Tenemos una inmensa población carcelaria que convive y socializa. Como pueden pasar años, a veces décadas, la cárcel se convierte en su hogar. En realidad no son cárceles en la acepción estricta de la palabra. Son minúsculas ciudades donde existen tiendas de abarrotes, comedores y campeonatos deportivos. Se celebran cumpleaños con servicio contratado desde el exterior y está dividido en sectores a modo de barrios, donde los recursos económicos son un factor fundamental para acceder a mejores condiciones de alojamiento, trato y alimentación.
Y son escasas las situaciones de violencia considerando el horrible hacinamiento. Muchos reos comparten su ínfimo espacio con su pareja, quien usualmente sale a trabajar, o a veces, es el padre (el único privado de libertad en realidad) quien debe cuidar solo a uno, dos o más niños que no tienen más alternativa que vivir con él en el penal. Al exponer esta arista -única en el mundo- nadie puede condenar del todo, este sui géneris sistema carcelario. Nunca tan lacerante la ausencia de Estado.
Por una circunstancia especial, visité una cárcel en las afueras de Tokio en el Japón. Las gestiones para lograr el excepcional permiso para interesarme por un compatriota, tomó diez meses de nutridas notas y rogativas. Las diferencias son tan abismales, que se convirtió en una experiencia inolvidable que aún años después, es motivo de honda reflexión. Y de genuina opresión.

*Datos extraídos*.
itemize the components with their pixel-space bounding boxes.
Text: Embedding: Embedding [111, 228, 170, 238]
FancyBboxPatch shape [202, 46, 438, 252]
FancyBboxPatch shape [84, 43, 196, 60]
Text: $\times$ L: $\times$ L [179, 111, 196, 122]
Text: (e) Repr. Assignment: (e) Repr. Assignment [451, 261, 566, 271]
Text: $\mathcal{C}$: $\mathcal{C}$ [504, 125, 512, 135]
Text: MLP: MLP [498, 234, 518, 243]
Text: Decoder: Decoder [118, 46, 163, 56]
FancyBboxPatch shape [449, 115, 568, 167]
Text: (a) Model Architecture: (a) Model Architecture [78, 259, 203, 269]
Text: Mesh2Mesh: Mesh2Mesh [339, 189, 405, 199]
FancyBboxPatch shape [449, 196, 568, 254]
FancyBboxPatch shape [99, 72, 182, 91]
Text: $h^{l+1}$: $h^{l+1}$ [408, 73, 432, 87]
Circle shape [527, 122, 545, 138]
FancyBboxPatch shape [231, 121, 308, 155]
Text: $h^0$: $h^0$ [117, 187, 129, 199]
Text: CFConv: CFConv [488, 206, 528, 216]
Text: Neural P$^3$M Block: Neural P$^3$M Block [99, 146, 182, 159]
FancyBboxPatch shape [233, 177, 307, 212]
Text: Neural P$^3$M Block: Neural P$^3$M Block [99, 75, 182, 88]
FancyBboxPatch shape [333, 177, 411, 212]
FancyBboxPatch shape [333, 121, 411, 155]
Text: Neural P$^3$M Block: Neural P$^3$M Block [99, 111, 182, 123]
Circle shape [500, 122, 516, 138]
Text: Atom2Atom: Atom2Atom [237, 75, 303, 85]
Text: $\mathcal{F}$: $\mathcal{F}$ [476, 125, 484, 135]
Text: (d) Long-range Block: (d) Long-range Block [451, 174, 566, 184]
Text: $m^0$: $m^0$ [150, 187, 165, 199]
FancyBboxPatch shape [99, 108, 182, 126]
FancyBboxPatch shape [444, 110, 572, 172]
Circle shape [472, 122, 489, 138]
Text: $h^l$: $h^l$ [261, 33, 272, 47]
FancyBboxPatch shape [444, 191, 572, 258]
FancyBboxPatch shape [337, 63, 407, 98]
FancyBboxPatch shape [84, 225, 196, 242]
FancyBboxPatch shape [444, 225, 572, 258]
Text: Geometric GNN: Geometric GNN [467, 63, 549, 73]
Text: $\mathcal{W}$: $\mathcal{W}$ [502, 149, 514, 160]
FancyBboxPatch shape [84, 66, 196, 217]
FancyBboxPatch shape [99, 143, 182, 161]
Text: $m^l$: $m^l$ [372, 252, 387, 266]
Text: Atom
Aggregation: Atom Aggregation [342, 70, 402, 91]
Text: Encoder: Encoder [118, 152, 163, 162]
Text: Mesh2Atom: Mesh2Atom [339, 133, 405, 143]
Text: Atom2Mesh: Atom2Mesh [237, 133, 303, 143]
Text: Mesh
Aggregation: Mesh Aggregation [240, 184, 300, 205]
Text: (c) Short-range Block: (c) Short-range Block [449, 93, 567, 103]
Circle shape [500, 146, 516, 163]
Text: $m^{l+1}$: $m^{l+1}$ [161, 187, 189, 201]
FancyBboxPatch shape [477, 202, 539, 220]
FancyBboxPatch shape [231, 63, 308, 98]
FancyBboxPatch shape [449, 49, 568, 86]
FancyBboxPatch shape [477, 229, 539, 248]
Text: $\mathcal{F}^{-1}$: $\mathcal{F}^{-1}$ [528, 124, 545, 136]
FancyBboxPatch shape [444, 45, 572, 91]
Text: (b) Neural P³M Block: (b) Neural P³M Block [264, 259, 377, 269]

*Tarea*.
Sigue escribiendo el texto sobre las cárceles a partir de su última frase.

*Respuesta*.
Imposible poder discernir cuál de los sistemas es el correcto. La disciplina, la limpieza y la rigidez de la cárcel japonesa, era sobrecogedora. En ambientes tan asépticos como un hospital (de hecho cuentan con un quirófano increíblemente bien equipado), el silencio y prohibición de cualquier clase de entretenimiento es absoluta. Los presos en impecables uniformes, sólo disfrutan los domingos de sesenta minutos para no hacer nada y recibir el sol. Pulcros y perfectamente equipados talleres para diversos trabajos al que todos los internos son asignados y por cuyo trabajo se les remunera al valor del mercado laboral de los libres, es el ahorro que tendrán a su salida. Las visitas de familiares en primer grado exclusivamente, sin la posibilidad siquiera de tomar una mano, es a través de un grueso vidrio y por quince minutos al mes sin importar que eso signifique o el abandono o miles de dólares para recorrer inmensas distancias cuando se trata de un extranjero. Hasta en el aire se percibe lo deshumanizado de un sistema perfecto, pero tan infernal como el nuestro.
Libros o cartas son minuciosamente escudriñados en su texto, incluso traducidos antes de ser entregados al destinatario. Ante la cercanía del invierno, chompa, guantes y bufanda de boliviana alpaca, no fueron admitidos. Todos sabemos que los bolivianos estando lejos, desarrollamos un fuerte apego emocional a los sabores que nos son familiares. Ni una pequeña bolsita fue autorizada. Imposible no sentir una honda opresión por la soledad, la frialdad y la rigidez de ese sistema que sin embargo, se supone es el concepto correcto de castigo por una falta cometida hacia la sociedad a tiempo de perseguir la reinserción y donde convierten extremadamente improbable la reincidencia.
Dos personas han fallecido de meningitis en el penal de San Pedro. El debate está centrado si los doscientos cincuenta niños libres pero presos, deberían ser alejados del insalubre ambiente hasta que se supere la emergencia. En principio, nunca debieron estar allí. Pero, ¿no es suficientemente dura su realidad como para alejarlos de su mundo conocido y su única noción de familia? Pero, ¿es racional exponerlos a la mortal enfermedad? Ni los niños ni los padres aceptan la separación. Y esta es una realidad que desnuda mucho más que una simple coyuntura.
La entrañable y extraña humanidad de nuestras cárceles que nos enfrenta a una situación tan cruel, hace anhelar, que todo esto, no sea más que el mal sueño de un atormentado novelista.